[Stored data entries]
____________________
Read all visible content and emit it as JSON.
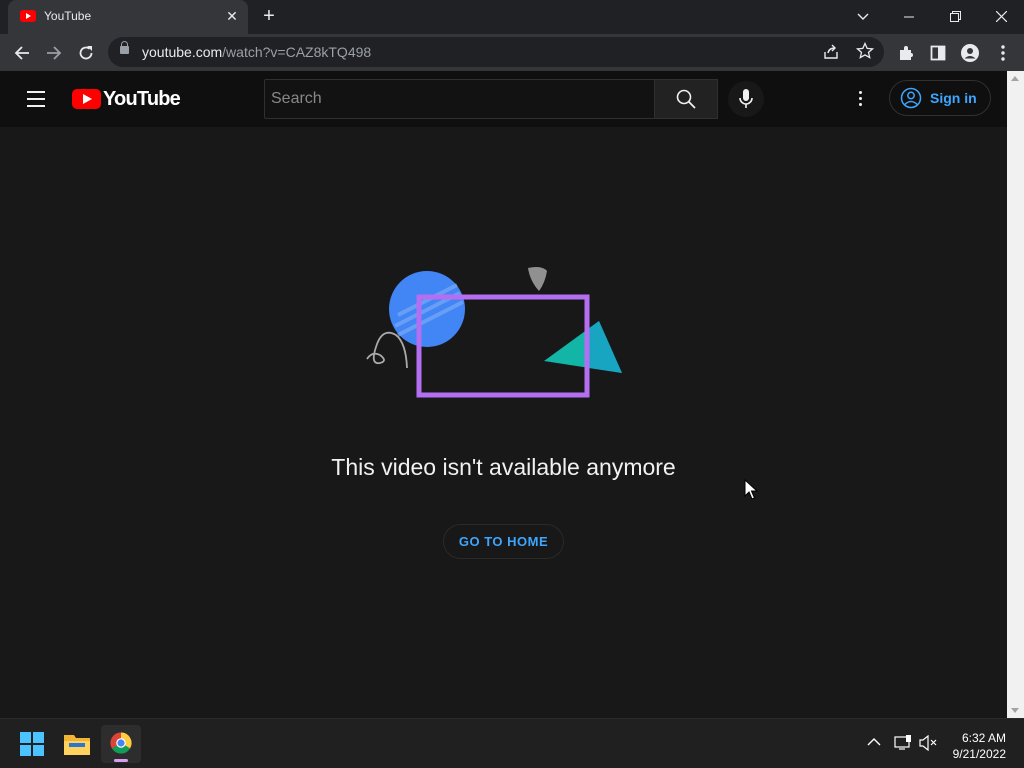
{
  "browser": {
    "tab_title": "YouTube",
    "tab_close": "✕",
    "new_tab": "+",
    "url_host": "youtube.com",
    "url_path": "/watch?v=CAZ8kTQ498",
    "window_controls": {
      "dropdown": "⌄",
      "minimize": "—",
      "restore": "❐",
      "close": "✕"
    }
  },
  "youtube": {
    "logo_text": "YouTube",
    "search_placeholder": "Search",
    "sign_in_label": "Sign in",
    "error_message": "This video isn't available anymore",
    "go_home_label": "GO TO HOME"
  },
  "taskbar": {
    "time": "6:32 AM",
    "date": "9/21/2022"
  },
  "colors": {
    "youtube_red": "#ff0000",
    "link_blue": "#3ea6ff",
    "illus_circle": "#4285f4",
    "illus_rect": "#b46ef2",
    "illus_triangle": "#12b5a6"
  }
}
____________________
DIRECTIVE:
Write out the records above exactly as they appear, leaving out any pictures.

REPLY:
Read all visible content and emit it as JSON.
{
  "browser": {
    "tab_title": "YouTube",
    "tab_close": "✕",
    "new_tab": "+",
    "url_host": "youtube.com",
    "url_path": "/watch?v=CAZ8kTQ498",
    "window_controls": {
      "dropdown": "⌄",
      "minimize": "—",
      "restore": "❐",
      "close": "✕"
    }
  },
  "youtube": {
    "logo_text": "YouTube",
    "search_placeholder": "Search",
    "sign_in_label": "Sign in",
    "error_message": "This video isn't available anymore",
    "go_home_label": "GO TO HOME"
  },
  "taskbar": {
    "time": "6:32 AM",
    "date": "9/21/2022"
  },
  "colors": {
    "youtube_red": "#ff0000",
    "link_blue": "#3ea6ff",
    "illus_circle": "#4285f4",
    "illus_rect": "#b46ef2",
    "illus_triangle": "#12b5a6"
  }
}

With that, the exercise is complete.